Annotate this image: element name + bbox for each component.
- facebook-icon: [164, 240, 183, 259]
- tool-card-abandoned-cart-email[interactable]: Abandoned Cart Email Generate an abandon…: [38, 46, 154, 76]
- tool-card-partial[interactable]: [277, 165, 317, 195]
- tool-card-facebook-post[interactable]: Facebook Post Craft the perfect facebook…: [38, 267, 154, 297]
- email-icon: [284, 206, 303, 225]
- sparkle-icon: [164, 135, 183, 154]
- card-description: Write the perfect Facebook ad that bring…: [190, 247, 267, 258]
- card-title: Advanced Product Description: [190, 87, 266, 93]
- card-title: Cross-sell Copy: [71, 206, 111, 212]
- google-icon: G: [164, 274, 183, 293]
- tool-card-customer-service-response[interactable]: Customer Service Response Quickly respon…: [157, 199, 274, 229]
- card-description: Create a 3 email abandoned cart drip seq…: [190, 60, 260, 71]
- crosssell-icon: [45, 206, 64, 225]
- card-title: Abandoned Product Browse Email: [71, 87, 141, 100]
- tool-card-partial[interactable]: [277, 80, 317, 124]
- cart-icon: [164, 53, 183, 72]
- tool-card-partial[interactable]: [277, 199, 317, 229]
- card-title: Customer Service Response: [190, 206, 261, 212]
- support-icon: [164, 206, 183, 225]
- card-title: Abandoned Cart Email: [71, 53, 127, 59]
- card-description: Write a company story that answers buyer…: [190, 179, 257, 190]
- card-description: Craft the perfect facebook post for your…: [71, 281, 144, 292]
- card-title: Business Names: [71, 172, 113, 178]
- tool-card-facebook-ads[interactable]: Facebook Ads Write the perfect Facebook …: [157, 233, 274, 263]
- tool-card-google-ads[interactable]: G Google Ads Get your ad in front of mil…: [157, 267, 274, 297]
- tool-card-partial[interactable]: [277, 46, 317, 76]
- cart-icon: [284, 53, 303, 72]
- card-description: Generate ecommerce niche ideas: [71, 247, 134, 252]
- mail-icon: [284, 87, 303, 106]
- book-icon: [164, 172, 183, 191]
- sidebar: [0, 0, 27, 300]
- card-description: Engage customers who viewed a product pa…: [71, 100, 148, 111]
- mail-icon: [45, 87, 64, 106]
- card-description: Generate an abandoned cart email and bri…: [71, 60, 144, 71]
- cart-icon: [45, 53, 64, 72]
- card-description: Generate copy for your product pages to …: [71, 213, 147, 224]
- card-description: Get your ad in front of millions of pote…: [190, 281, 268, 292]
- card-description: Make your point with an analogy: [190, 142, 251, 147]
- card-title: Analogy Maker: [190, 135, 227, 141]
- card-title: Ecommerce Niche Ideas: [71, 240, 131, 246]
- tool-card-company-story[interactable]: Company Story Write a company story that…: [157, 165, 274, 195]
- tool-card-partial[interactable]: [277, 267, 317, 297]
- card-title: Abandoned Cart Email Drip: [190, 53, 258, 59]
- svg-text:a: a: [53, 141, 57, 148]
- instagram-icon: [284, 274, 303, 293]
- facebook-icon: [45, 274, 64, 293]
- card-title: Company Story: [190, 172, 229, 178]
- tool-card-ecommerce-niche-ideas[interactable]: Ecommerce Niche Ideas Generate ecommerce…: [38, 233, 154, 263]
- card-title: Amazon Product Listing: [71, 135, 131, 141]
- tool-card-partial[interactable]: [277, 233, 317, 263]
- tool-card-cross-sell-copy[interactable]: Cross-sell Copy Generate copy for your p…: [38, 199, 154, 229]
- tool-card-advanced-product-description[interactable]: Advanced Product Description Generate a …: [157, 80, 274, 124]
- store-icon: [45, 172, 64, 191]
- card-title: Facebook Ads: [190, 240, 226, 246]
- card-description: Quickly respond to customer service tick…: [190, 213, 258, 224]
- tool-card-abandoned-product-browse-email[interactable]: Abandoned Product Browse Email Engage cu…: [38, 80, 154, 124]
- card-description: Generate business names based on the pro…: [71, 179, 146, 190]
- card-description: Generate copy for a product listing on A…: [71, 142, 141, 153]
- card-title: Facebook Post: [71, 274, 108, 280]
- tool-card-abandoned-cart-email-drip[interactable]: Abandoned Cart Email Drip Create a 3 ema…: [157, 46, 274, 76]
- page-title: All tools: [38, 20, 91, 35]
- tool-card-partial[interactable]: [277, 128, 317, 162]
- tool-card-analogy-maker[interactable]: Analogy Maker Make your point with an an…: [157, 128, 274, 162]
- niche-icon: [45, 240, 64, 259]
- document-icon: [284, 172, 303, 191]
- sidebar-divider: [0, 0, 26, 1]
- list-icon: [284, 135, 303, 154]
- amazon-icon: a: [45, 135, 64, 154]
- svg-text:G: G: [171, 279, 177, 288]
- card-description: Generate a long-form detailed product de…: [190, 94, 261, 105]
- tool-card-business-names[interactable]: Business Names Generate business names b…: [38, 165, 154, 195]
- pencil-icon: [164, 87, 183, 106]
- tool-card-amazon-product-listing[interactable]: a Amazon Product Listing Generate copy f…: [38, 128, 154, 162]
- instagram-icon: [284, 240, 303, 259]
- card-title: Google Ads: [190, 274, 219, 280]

## WRITTEN TASK
Swap every "card-title" in the lines above for "card-heading", leaving all other text as it is.

## RESULT FOR THIS TASK
Annotate this image: element name + bbox for each component.
- facebook-icon: [164, 240, 183, 259]
- tool-card-abandoned-cart-email[interactable]: Abandoned Cart Email Generate an abandon…: [38, 46, 154, 76]
- tool-card-partial[interactable]: [277, 165, 317, 195]
- tool-card-facebook-post[interactable]: Facebook Post Craft the perfect facebook…: [38, 267, 154, 297]
- email-icon: [284, 206, 303, 225]
- sparkle-icon: [164, 135, 183, 154]
- card-description: Write the perfect Facebook ad that bring…: [190, 247, 267, 258]
- card-heading: Advanced Product Description: [190, 87, 266, 93]
- card-heading: Cross-sell Copy: [71, 206, 111, 212]
- google-icon: G: [164, 274, 183, 293]
- tool-card-customer-service-response[interactable]: Customer Service Response Quickly respon…: [157, 199, 274, 229]
- card-description: Create a 3 email abandoned cart drip seq…: [190, 60, 260, 71]
- crosssell-icon: [45, 206, 64, 225]
- card-heading: Abandoned Product Browse Email: [71, 87, 141, 100]
- tool-card-partial[interactable]: [277, 80, 317, 124]
- cart-icon: [164, 53, 183, 72]
- tool-card-partial[interactable]: [277, 199, 317, 229]
- card-heading: Customer Service Response: [190, 206, 261, 212]
- support-icon: [164, 206, 183, 225]
- card-heading: Abandoned Cart Email: [71, 53, 127, 59]
- card-description: Write a company story that answers buyer…: [190, 179, 257, 190]
- card-description: Craft the perfect facebook post for your…: [71, 281, 144, 292]
- card-heading: Business Names: [71, 172, 113, 178]
- tool-card-facebook-ads[interactable]: Facebook Ads Write the perfect Facebook …: [157, 233, 274, 263]
- tool-card-google-ads[interactable]: G Google Ads Get your ad in front of mil…: [157, 267, 274, 297]
- tool-card-partial[interactable]: [277, 46, 317, 76]
- cart-icon: [284, 53, 303, 72]
- card-description: Generate ecommerce niche ideas: [71, 247, 134, 252]
- mail-icon: [284, 87, 303, 106]
- book-icon: [164, 172, 183, 191]
- sidebar: [0, 0, 27, 300]
- card-description: Engage customers who viewed a product pa…: [71, 100, 148, 111]
- mail-icon: [45, 87, 64, 106]
- card-description: Generate an abandoned cart email and bri…: [71, 60, 144, 71]
- cart-icon: [45, 53, 64, 72]
- card-description: Generate copy for your product pages to …: [71, 213, 147, 224]
- card-description: Get your ad in front of millions of pote…: [190, 281, 268, 292]
- card-description: Make your point with an analogy: [190, 142, 251, 147]
- card-heading: Analogy Maker: [190, 135, 227, 141]
- card-heading: Ecommerce Niche Ideas: [71, 240, 131, 246]
- tool-card-company-story[interactable]: Company Story Write a company story that…: [157, 165, 274, 195]
- tool-card-partial[interactable]: [277, 267, 317, 297]
- card-heading: Abandoned Cart Email Drip: [190, 53, 258, 59]
- svg-text:a: a: [53, 141, 57, 148]
- instagram-icon: [284, 274, 303, 293]
- facebook-icon: [45, 274, 64, 293]
- card-heading: Company Story: [190, 172, 229, 178]
- tool-card-ecommerce-niche-ideas[interactable]: Ecommerce Niche Ideas Generate ecommerce…: [38, 233, 154, 263]
- card-heading: Amazon Product Listing: [71, 135, 131, 141]
- tool-card-partial[interactable]: [277, 233, 317, 263]
- tool-card-cross-sell-copy[interactable]: Cross-sell Copy Generate copy for your p…: [38, 199, 154, 229]
- tool-card-advanced-product-description[interactable]: Advanced Product Description Generate a …: [157, 80, 274, 124]
- store-icon: [45, 172, 64, 191]
- card-heading: Facebook Ads: [190, 240, 226, 246]
- card-description: Quickly respond to customer service tick…: [190, 213, 258, 224]
- tool-card-abandoned-product-browse-email[interactable]: Abandoned Product Browse Email Engage cu…: [38, 80, 154, 124]
- card-description: Generate business names based on the pro…: [71, 179, 146, 190]
- card-description: Generate copy for a product listing on A…: [71, 142, 141, 153]
- card-heading: Facebook Post: [71, 274, 108, 280]
- tool-card-abandoned-cart-email-drip[interactable]: Abandoned Cart Email Drip Create a 3 ema…: [157, 46, 274, 76]
- page-title: All tools: [38, 20, 91, 35]
- tool-card-partial[interactable]: [277, 128, 317, 162]
- tool-card-analogy-maker[interactable]: Analogy Maker Make your point with an an…: [157, 128, 274, 162]
- niche-icon: [45, 240, 64, 259]
- document-icon: [284, 172, 303, 191]
- sidebar-divider: [0, 0, 26, 1]
- list-icon: [284, 135, 303, 154]
- amazon-icon: a: [45, 135, 64, 154]
- svg-text:G: G: [171, 279, 177, 288]
- card-description: Generate a long-form detailed product de…: [190, 94, 261, 105]
- tool-card-business-names[interactable]: Business Names Generate business names b…: [38, 165, 154, 195]
- pencil-icon: [164, 87, 183, 106]
- tool-card-amazon-product-listing[interactable]: a Amazon Product Listing Generate copy f…: [38, 128, 154, 162]
- instagram-icon: [284, 240, 303, 259]
- card-heading: Google Ads: [190, 274, 219, 280]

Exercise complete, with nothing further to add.